(Data entries for graphics)
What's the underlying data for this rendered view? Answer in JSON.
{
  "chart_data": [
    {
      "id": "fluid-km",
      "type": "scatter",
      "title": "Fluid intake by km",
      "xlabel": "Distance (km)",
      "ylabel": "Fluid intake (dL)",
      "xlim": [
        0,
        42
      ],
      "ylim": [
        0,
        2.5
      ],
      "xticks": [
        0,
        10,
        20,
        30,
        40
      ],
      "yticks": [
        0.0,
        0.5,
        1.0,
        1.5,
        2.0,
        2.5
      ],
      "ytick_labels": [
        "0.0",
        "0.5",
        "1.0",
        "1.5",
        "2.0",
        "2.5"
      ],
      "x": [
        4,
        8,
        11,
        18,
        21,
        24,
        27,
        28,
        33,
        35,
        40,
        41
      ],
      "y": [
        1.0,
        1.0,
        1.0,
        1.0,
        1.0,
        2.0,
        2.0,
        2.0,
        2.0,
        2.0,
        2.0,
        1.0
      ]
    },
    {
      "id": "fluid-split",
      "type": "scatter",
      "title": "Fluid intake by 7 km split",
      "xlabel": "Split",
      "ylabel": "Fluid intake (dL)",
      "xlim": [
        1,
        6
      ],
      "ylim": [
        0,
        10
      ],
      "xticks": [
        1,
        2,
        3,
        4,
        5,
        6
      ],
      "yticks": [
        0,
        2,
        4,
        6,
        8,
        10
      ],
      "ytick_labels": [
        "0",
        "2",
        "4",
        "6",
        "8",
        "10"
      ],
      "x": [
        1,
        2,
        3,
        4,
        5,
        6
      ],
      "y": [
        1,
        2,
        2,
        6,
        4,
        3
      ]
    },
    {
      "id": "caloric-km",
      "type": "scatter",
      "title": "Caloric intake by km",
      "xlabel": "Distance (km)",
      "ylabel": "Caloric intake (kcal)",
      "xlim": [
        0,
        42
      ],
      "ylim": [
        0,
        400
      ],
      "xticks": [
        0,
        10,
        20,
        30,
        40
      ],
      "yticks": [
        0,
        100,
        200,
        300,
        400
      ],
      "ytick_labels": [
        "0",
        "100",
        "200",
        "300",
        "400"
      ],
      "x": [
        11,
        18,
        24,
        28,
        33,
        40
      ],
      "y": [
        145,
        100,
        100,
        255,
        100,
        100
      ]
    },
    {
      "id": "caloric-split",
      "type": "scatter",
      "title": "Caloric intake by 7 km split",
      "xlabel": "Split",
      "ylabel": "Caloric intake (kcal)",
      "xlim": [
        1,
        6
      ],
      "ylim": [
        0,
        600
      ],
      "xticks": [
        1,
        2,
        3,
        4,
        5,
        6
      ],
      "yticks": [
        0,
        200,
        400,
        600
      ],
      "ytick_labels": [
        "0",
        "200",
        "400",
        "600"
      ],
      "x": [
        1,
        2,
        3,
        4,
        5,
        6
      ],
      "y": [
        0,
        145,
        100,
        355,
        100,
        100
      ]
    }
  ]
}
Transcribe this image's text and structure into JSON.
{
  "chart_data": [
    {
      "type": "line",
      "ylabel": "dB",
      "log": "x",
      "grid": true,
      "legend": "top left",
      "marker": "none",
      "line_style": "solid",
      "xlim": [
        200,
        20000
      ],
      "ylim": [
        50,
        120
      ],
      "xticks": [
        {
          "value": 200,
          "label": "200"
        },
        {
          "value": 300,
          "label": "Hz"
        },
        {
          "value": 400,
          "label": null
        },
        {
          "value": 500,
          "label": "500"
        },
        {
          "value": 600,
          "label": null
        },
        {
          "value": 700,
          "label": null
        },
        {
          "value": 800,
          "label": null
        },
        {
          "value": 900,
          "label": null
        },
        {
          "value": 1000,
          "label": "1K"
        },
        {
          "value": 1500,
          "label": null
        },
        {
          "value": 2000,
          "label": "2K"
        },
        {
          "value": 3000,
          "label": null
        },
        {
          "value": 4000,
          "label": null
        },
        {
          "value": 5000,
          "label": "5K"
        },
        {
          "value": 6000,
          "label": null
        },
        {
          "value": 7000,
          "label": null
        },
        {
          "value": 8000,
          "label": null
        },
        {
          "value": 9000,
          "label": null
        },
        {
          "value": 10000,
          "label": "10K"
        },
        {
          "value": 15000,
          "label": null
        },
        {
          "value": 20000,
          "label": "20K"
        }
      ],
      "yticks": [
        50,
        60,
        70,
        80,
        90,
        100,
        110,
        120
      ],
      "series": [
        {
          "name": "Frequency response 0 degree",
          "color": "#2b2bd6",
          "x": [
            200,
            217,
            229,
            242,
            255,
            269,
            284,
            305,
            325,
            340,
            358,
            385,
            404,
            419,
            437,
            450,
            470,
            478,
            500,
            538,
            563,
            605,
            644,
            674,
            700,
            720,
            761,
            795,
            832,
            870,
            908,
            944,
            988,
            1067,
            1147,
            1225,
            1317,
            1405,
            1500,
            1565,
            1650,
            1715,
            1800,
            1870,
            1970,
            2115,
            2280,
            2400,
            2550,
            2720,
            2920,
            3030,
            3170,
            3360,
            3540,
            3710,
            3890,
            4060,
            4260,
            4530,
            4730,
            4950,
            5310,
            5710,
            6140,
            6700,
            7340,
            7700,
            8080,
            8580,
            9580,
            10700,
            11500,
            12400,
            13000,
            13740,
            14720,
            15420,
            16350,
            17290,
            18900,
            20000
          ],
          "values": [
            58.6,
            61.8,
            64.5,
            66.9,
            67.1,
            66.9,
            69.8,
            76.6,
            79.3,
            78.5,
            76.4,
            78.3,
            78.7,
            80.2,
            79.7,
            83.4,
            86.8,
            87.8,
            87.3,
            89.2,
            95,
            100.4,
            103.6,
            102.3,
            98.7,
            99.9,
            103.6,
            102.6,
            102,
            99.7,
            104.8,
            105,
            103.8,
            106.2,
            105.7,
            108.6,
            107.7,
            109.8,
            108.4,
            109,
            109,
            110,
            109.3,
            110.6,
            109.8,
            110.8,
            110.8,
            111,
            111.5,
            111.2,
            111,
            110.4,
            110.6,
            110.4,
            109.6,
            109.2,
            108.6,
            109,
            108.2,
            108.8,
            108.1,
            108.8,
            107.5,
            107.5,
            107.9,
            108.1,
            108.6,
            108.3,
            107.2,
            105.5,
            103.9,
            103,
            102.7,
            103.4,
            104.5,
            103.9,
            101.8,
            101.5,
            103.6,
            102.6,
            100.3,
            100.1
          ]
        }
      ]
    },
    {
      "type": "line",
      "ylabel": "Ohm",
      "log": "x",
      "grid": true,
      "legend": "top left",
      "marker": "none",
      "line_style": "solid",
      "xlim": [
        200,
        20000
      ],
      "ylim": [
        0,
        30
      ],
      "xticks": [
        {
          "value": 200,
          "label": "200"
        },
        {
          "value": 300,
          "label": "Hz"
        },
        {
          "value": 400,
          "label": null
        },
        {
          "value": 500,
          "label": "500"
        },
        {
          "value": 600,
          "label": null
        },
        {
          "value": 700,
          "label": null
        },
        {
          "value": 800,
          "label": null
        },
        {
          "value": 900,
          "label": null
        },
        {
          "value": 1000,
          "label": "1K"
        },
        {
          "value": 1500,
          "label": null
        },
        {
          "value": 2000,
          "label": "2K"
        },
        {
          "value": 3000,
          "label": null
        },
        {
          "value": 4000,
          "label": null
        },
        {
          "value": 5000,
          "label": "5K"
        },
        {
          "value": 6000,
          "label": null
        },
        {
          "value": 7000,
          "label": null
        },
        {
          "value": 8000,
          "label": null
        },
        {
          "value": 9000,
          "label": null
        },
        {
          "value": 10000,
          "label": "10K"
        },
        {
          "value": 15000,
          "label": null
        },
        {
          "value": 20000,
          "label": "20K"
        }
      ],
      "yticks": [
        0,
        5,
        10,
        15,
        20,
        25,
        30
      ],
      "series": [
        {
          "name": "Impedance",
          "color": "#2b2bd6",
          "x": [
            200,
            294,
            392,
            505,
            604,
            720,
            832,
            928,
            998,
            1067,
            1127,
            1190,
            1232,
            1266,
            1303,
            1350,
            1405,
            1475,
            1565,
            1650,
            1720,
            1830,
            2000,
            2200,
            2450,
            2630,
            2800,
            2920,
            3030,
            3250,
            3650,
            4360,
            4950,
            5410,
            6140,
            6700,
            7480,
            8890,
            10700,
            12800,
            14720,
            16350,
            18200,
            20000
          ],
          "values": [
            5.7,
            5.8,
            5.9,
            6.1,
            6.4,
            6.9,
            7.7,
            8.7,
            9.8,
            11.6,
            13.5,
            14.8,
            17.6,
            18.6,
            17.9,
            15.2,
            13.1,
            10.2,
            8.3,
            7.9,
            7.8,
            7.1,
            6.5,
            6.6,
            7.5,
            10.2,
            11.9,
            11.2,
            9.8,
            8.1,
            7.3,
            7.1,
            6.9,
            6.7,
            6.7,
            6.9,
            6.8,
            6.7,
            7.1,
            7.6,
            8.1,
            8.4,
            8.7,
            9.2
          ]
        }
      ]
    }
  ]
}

Work to complete
Take every line that includes the string "JSON" and copy it.

Result
What's the underlying data for this rendered view? Answer in JSON.
Transcribe this image's text and structure into JSON.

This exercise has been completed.